--- Supplied data ---
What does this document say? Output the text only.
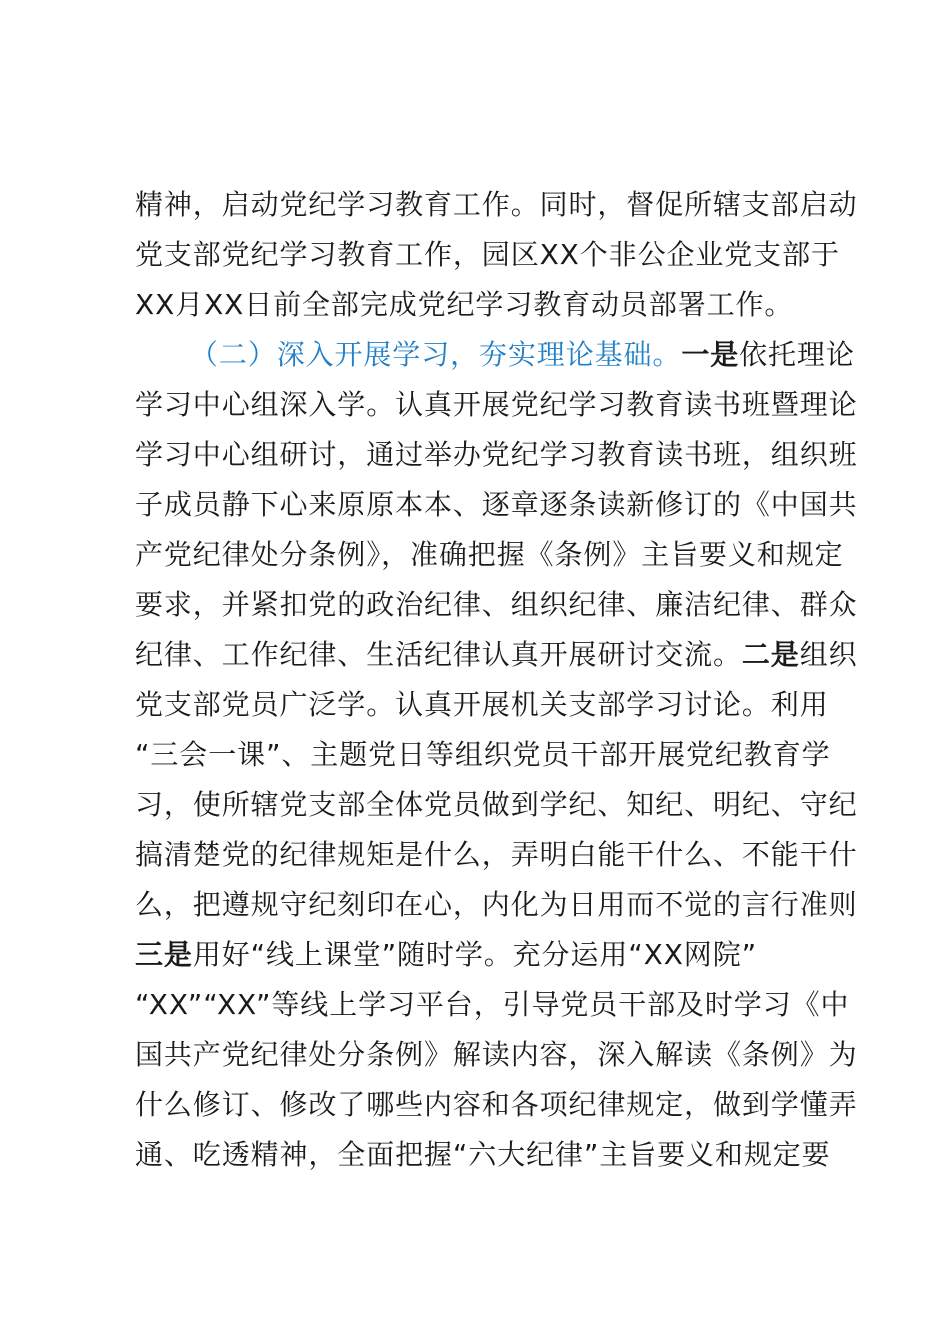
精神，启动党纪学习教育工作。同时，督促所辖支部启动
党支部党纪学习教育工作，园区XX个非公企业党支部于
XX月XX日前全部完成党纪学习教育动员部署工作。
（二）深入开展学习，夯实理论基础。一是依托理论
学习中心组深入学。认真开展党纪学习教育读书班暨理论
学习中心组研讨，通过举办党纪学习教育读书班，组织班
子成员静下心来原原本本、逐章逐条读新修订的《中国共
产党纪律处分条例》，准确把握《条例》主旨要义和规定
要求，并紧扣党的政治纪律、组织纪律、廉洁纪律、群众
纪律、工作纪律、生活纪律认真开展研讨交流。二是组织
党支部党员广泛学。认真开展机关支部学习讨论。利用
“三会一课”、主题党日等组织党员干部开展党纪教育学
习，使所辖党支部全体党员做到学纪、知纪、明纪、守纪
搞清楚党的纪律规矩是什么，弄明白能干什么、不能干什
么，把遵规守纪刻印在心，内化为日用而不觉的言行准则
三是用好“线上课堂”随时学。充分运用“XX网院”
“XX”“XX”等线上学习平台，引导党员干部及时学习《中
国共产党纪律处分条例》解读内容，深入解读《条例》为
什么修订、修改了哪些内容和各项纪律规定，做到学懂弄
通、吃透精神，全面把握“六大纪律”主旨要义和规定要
---
Aim of the task | Transcribe every line in the entries above, taking out only the images.

Expected output |
What does this document say? Output the text only.
精神，启动党纪学习教育工作。同时，督促所辖支部启动
党支部党纪学习教育工作，园区XX个非公企业党支部于
XX月XX日前全部完成党纪学习教育动员部署工作。
（二）深入开展学习，夯实理论基础。一是依托理论
学习中心组深入学。认真开展党纪学习教育读书班暨理论
学习中心组研讨，通过举办党纪学习教育读书班，组织班
子成员静下心来原原本本、逐章逐条读新修订的《中国共
产党纪律处分条例》，准确把握《条例》主旨要义和规定
要求，并紧扣党的政治纪律、组织纪律、廉洁纪律、群众
纪律、工作纪律、生活纪律认真开展研讨交流。二是组织
党支部党员广泛学。认真开展机关支部学习讨论。利用
“三会一课”、主题党日等组织党员干部开展党纪教育学
习，使所辖党支部全体党员做到学纪、知纪、明纪、守纪
搞清楚党的纪律规矩是什么，弄明白能干什么、不能干什
么，把遵规守纪刻印在心，内化为日用而不觉的言行准则
三是用好“线上课堂”随时学。充分运用“XX网院”
“XX”“XX”等线上学习平台，引导党员干部及时学习《中
国共产党纪律处分条例》解读内容，深入解读《条例》为
什么修订、修改了哪些内容和各项纪律规定，做到学懂弄
通、吃透精神，全面把握“六大纪律”主旨要义和规定要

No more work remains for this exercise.